**AIM**
Return the records that follow unaltered. Omit every picture.

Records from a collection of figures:
•••

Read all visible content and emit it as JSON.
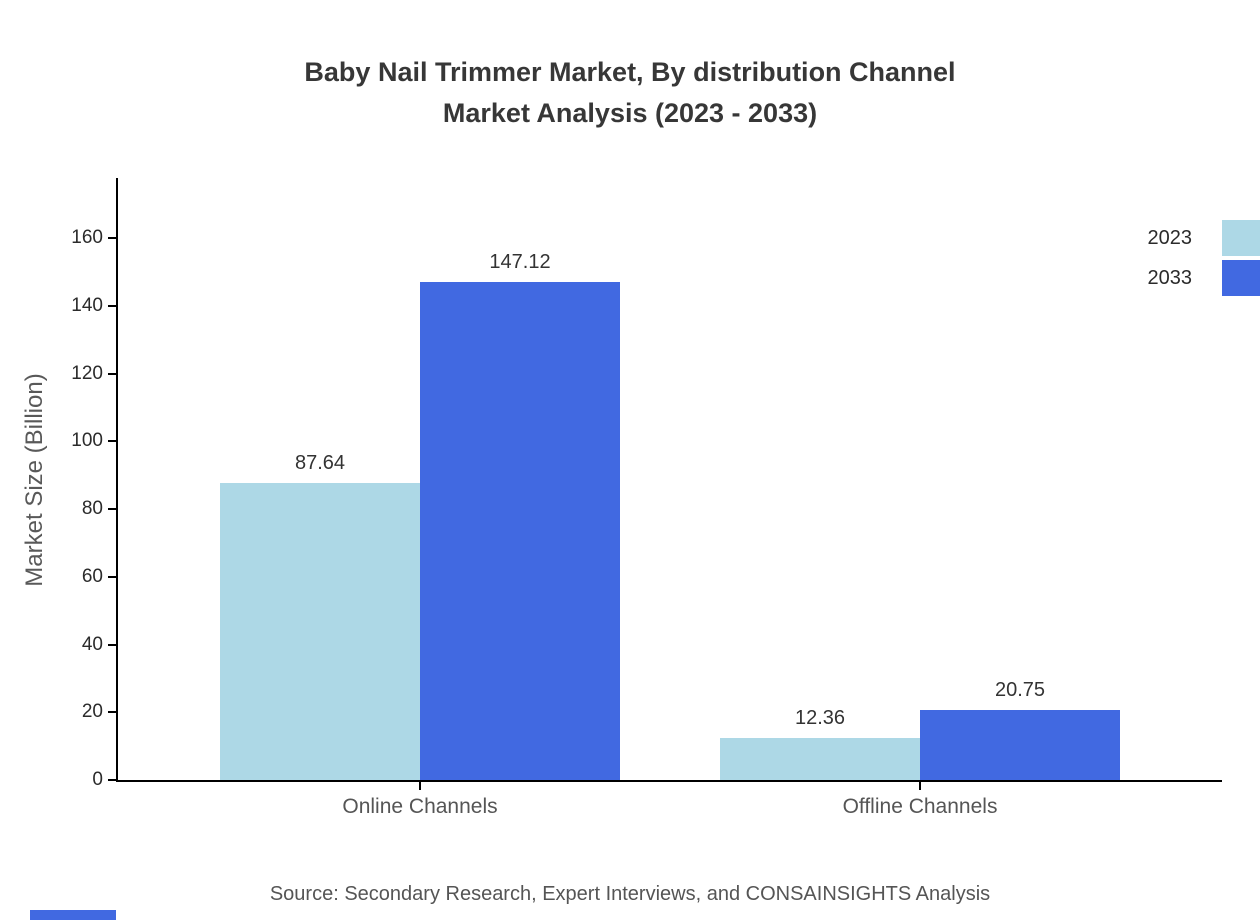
{
  "chart_data": {
    "type": "bar",
    "title_lines": [
      "Baby Nail Trimmer Market, By distribution Channel",
      "Market Analysis (2023 - 2033)"
    ],
    "categories": [
      "Online Channels",
      "Offline Channels"
    ],
    "series": [
      {
        "name": "2023",
        "color": "#add8e6",
        "values": [
          87.64,
          12.36
        ]
      },
      {
        "name": "2033",
        "color": "#4169e1",
        "values": [
          147.12,
          20.75
        ]
      }
    ],
    "ylabel": "Market Size (Billion)",
    "xlabel": "",
    "ylim": [
      0,
      175
    ],
    "yticks": [
      0,
      20,
      40,
      60,
      80,
      100,
      120,
      140,
      160
    ],
    "grid": false,
    "legend_position": "top-right",
    "source_note": "Source: Secondary Research, Expert Interviews, and CONSAINSIGHTS Analysis"
  }
}
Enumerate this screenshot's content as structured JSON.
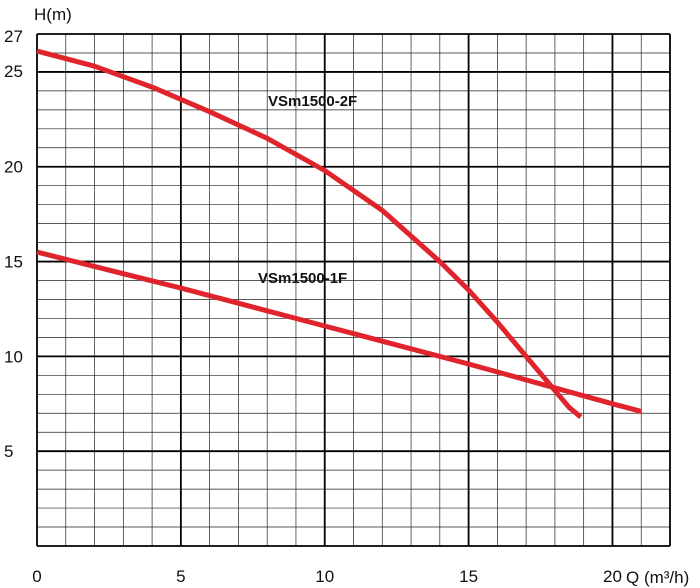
{
  "chart_data": {
    "type": "line",
    "xlabel": "Q (m³/h)",
    "ylabel": "H(m)",
    "xlim": [
      0,
      22
    ],
    "ylim": [
      0,
      27
    ],
    "x_ticks": [
      0,
      5,
      10,
      15,
      20
    ],
    "y_ticks": [
      5,
      10,
      15,
      20,
      25,
      27
    ],
    "grid": "on",
    "series": [
      {
        "name": "VSm1500-2F",
        "color": "#e0242c",
        "x": [
          0,
          2,
          4,
          6,
          8,
          10,
          12,
          14,
          15,
          16,
          17,
          18,
          18.5,
          18.9
        ],
        "y": [
          26.1,
          25.3,
          24.2,
          22.9,
          21.5,
          19.8,
          17.7,
          15.0,
          13.5,
          11.8,
          10.0,
          8.2,
          7.3,
          6.8
        ]
      },
      {
        "name": "VSm1500-1F",
        "color": "#e0242c",
        "x": [
          0,
          5,
          10,
          15,
          20,
          21
        ],
        "y": [
          15.5,
          13.6,
          11.6,
          9.6,
          7.5,
          7.1
        ]
      }
    ]
  }
}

•••

**TASK OUTPUT**
Read all visible content and emit it as JSON.
{
  "chart_data": {
    "type": "bar",
    "title_lines": [
      "Baby Nail Trimmer Market, By distribution Channel",
      "Market Analysis (2023 - 2033)"
    ],
    "categories": [
      "Online Channels",
      "Offline Channels"
    ],
    "series": [
      {
        "name": "2023",
        "color": "#add8e6",
        "values": [
          87.64,
          12.36
        ]
      },
      {
        "name": "2033",
        "color": "#4169e1",
        "values": [
          147.12,
          20.75
        ]
      }
    ],
    "ylabel": "Market Size (Billion)",
    "xlabel": "",
    "ylim": [
      0,
      175
    ],
    "yticks": [
      0,
      20,
      40,
      60,
      80,
      100,
      120,
      140,
      160
    ],
    "grid": false,
    "legend_position": "top-right",
    "source_note": "Source: Secondary Research, Expert Interviews, and CONSAINSIGHTS Analysis"
  }
}
Enumerate this screenshot's content as structured JSON.
{
  "chart_data": {
    "type": "line",
    "xlabel": "Q (m³/h)",
    "ylabel": "H(m)",
    "xlim": [
      0,
      22
    ],
    "ylim": [
      0,
      27
    ],
    "x_ticks": [
      0,
      5,
      10,
      15,
      20
    ],
    "y_ticks": [
      5,
      10,
      15,
      20,
      25,
      27
    ],
    "grid": "on",
    "series": [
      {
        "name": "VSm1500-2F",
        "color": "#e0242c",
        "x": [
          0,
          2,
          4,
          6,
          8,
          10,
          12,
          14,
          15,
          16,
          17,
          18,
          18.5,
          18.9
        ],
        "y": [
          26.1,
          25.3,
          24.2,
          22.9,
          21.5,
          19.8,
          17.7,
          15.0,
          13.5,
          11.8,
          10.0,
          8.2,
          7.3,
          6.8
        ]
      },
      {
        "name": "VSm1500-1F",
        "color": "#e0242c",
        "x": [
          0,
          5,
          10,
          15,
          20,
          21
        ],
        "y": [
          15.5,
          13.6,
          11.6,
          9.6,
          7.5,
          7.1
        ]
      }
    ]
  }
}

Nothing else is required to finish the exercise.